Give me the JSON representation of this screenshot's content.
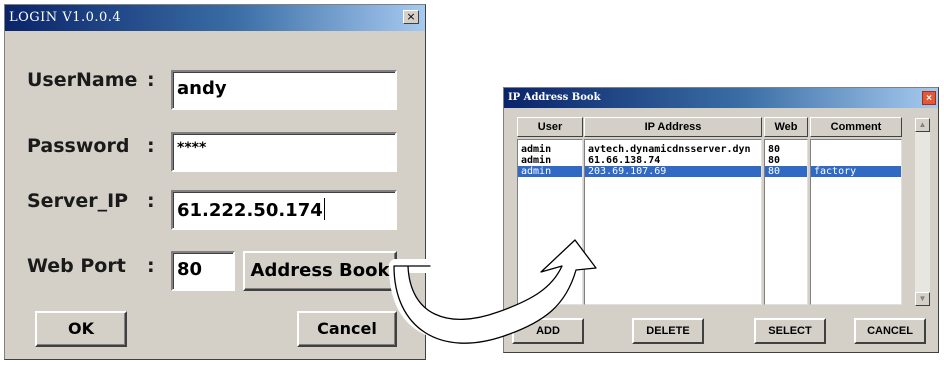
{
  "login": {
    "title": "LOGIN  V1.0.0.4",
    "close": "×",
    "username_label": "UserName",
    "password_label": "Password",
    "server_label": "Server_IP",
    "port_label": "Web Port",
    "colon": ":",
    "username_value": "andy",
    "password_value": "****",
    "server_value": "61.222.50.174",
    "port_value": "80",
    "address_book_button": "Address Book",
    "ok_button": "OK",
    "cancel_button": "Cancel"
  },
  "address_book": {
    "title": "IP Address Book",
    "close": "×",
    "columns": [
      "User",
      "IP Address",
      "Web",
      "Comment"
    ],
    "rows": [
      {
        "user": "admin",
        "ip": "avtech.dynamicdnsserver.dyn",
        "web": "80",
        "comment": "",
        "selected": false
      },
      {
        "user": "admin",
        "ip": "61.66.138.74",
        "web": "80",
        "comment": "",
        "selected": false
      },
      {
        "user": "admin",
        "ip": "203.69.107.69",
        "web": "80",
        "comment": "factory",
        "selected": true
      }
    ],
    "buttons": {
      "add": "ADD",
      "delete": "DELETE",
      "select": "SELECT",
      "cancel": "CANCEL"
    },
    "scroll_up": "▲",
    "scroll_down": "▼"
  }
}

PROBLEM TO SOLVE
Every line of text is to be repeated exactly; pictures are left out.

WRITTEN SOLUTION
Give me the JSON representation of this screenshot's content.
{
  "login": {
    "title": "LOGIN  V1.0.0.4",
    "close": "×",
    "username_label": "UserName",
    "password_label": "Password",
    "server_label": "Server_IP",
    "port_label": "Web Port",
    "colon": ":",
    "username_value": "andy",
    "password_value": "****",
    "server_value": "61.222.50.174",
    "port_value": "80",
    "address_book_button": "Address Book",
    "ok_button": "OK",
    "cancel_button": "Cancel"
  },
  "address_book": {
    "title": "IP Address Book",
    "close": "×",
    "columns": [
      "User",
      "IP Address",
      "Web",
      "Comment"
    ],
    "rows": [
      {
        "user": "admin",
        "ip": "avtech.dynamicdnsserver.dyn",
        "web": "80",
        "comment": "",
        "selected": false
      },
      {
        "user": "admin",
        "ip": "61.66.138.74",
        "web": "80",
        "comment": "",
        "selected": false
      },
      {
        "user": "admin",
        "ip": "203.69.107.69",
        "web": "80",
        "comment": "factory",
        "selected": true
      }
    ],
    "buttons": {
      "add": "ADD",
      "delete": "DELETE",
      "select": "SELECT",
      "cancel": "CANCEL"
    },
    "scroll_up": "▲",
    "scroll_down": "▼"
  }
}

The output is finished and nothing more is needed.